> **GIVEN RECORDS**:
────────────────────

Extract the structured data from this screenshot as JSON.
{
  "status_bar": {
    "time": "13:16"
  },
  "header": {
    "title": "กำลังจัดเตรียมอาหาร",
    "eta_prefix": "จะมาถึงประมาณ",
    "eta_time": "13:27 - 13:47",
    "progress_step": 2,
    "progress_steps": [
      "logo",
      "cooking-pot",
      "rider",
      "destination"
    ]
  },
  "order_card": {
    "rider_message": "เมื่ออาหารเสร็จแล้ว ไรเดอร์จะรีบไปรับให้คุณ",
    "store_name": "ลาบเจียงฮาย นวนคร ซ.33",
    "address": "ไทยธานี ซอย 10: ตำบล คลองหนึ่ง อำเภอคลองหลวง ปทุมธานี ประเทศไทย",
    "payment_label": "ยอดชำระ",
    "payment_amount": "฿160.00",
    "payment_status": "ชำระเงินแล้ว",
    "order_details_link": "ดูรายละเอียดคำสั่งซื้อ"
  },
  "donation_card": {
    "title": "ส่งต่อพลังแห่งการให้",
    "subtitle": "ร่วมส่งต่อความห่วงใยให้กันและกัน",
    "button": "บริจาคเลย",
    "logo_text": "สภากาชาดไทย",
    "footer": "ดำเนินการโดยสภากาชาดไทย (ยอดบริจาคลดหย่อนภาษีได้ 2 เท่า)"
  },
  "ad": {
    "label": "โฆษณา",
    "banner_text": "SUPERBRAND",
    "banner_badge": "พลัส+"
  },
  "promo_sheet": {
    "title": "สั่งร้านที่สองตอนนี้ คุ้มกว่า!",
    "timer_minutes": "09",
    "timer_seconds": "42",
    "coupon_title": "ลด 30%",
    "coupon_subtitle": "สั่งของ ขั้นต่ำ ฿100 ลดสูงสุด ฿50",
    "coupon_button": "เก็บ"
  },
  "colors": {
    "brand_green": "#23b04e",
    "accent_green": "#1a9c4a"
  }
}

────────────────────

> **EXERCISE DETAILS**:
Repeat the lines above exactly.

> **COMPLETE OUTPUT**:
Extract the structured data from this screenshot as JSON.
{
  "status_bar": {
    "time": "13:16"
  },
  "header": {
    "title": "กำลังจัดเตรียมอาหาร",
    "eta_prefix": "จะมาถึงประมาณ",
    "eta_time": "13:27 - 13:47",
    "progress_step": 2,
    "progress_steps": [
      "logo",
      "cooking-pot",
      "rider",
      "destination"
    ]
  },
  "order_card": {
    "rider_message": "เมื่ออาหารเสร็จแล้ว ไรเดอร์จะรีบไปรับให้คุณ",
    "store_name": "ลาบเจียงฮาย นวนคร ซ.33",
    "address": "ไทยธานี ซอย 10: ตำบล คลองหนึ่ง อำเภอคลองหลวง ปทุมธานี ประเทศไทย",
    "payment_label": "ยอดชำระ",
    "payment_amount": "฿160.00",
    "payment_status": "ชำระเงินแล้ว",
    "order_details_link": "ดูรายละเอียดคำสั่งซื้อ"
  },
  "donation_card": {
    "title": "ส่งต่อพลังแห่งการให้",
    "subtitle": "ร่วมส่งต่อความห่วงใยให้กันและกัน",
    "button": "บริจาคเลย",
    "logo_text": "สภากาชาดไทย",
    "footer": "ดำเนินการโดยสภากาชาดไทย (ยอดบริจาคลดหย่อนภาษีได้ 2 เท่า)"
  },
  "ad": {
    "label": "โฆษณา",
    "banner_text": "SUPERBRAND",
    "banner_badge": "พลัส+"
  },
  "promo_sheet": {
    "title": "สั่งร้านที่สองตอนนี้ คุ้มกว่า!",
    "timer_minutes": "09",
    "timer_seconds": "42",
    "coupon_title": "ลด 30%",
    "coupon_subtitle": "สั่งของ ขั้นต่ำ ฿100 ลดสูงสุด ฿50",
    "coupon_button": "เก็บ"
  },
  "colors": {
    "brand_green": "#23b04e",
    "accent_green": "#1a9c4a"
  }
}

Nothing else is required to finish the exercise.